Stored data
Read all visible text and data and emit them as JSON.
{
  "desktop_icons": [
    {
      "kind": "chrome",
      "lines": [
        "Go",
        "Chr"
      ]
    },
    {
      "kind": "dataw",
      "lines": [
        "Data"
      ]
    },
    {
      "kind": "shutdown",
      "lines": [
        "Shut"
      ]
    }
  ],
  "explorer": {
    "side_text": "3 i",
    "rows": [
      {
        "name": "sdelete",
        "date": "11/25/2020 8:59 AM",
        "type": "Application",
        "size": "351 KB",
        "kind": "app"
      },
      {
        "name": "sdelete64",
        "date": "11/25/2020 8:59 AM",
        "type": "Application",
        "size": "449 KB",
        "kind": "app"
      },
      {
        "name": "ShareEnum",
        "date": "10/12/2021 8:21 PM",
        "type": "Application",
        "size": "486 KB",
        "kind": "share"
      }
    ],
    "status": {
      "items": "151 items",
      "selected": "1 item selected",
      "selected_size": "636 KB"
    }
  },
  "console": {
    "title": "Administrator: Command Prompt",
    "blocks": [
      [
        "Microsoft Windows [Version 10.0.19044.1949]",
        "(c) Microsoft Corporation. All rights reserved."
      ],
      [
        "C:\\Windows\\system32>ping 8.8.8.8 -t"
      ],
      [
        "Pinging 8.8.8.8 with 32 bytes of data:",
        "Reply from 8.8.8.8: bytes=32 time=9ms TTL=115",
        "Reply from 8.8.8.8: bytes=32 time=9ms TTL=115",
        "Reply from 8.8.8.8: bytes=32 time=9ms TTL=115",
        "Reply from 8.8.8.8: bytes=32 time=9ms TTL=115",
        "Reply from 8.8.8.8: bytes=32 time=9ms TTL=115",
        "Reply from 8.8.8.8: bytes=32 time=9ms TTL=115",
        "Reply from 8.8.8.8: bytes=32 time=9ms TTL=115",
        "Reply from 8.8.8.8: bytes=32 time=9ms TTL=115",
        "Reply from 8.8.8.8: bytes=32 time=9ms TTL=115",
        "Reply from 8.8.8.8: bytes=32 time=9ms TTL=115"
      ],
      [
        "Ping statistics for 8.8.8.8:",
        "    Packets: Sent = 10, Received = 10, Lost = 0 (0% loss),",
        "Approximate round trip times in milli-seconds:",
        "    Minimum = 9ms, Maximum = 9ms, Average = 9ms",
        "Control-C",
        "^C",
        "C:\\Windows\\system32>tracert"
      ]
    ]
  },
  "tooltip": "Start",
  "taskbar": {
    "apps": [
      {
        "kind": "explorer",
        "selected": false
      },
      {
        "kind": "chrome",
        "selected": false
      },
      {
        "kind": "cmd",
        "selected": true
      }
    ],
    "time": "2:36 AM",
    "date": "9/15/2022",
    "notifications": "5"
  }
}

Objective →
Write out the material exactly as given.

Full response →
Read all visible text and data and emit them as JSON.
{
  "desktop_icons": [
    {
      "kind": "chrome",
      "lines": [
        "Go",
        "Chr"
      ]
    },
    {
      "kind": "dataw",
      "lines": [
        "Data"
      ]
    },
    {
      "kind": "shutdown",
      "lines": [
        "Shut"
      ]
    }
  ],
  "explorer": {
    "side_text": "3 i",
    "rows": [
      {
        "name": "sdelete",
        "date": "11/25/2020 8:59 AM",
        "type": "Application",
        "size": "351 KB",
        "kind": "app"
      },
      {
        "name": "sdelete64",
        "date": "11/25/2020 8:59 AM",
        "type": "Application",
        "size": "449 KB",
        "kind": "app"
      },
      {
        "name": "ShareEnum",
        "date": "10/12/2021 8:21 PM",
        "type": "Application",
        "size": "486 KB",
        "kind": "share"
      }
    ],
    "status": {
      "items": "151 items",
      "selected": "1 item selected",
      "selected_size": "636 KB"
    }
  },
  "console": {
    "title": "Administrator: Command Prompt",
    "blocks": [
      [
        "Microsoft Windows [Version 10.0.19044.1949]",
        "(c) Microsoft Corporation. All rights reserved."
      ],
      [
        "C:\\Windows\\system32>ping 8.8.8.8 -t"
      ],
      [
        "Pinging 8.8.8.8 with 32 bytes of data:",
        "Reply from 8.8.8.8: bytes=32 time=9ms TTL=115",
        "Reply from 8.8.8.8: bytes=32 time=9ms TTL=115",
        "Reply from 8.8.8.8: bytes=32 time=9ms TTL=115",
        "Reply from 8.8.8.8: bytes=32 time=9ms TTL=115",
        "Reply from 8.8.8.8: bytes=32 time=9ms TTL=115",
        "Reply from 8.8.8.8: bytes=32 time=9ms TTL=115",
        "Reply from 8.8.8.8: bytes=32 time=9ms TTL=115",
        "Reply from 8.8.8.8: bytes=32 time=9ms TTL=115",
        "Reply from 8.8.8.8: bytes=32 time=9ms TTL=115",
        "Reply from 8.8.8.8: bytes=32 time=9ms TTL=115"
      ],
      [
        "Ping statistics for 8.8.8.8:",
        "    Packets: Sent = 10, Received = 10, Lost = 0 (0% loss),",
        "Approximate round trip times in milli-seconds:",
        "    Minimum = 9ms, Maximum = 9ms, Average = 9ms",
        "Control-C",
        "^C",
        "C:\\Windows\\system32>tracert"
      ]
    ]
  },
  "tooltip": "Start",
  "taskbar": {
    "apps": [
      {
        "kind": "explorer",
        "selected": false
      },
      {
        "kind": "chrome",
        "selected": false
      },
      {
        "kind": "cmd",
        "selected": true
      }
    ],
    "time": "2:36 AM",
    "date": "9/15/2022",
    "notifications": "5"
  }
}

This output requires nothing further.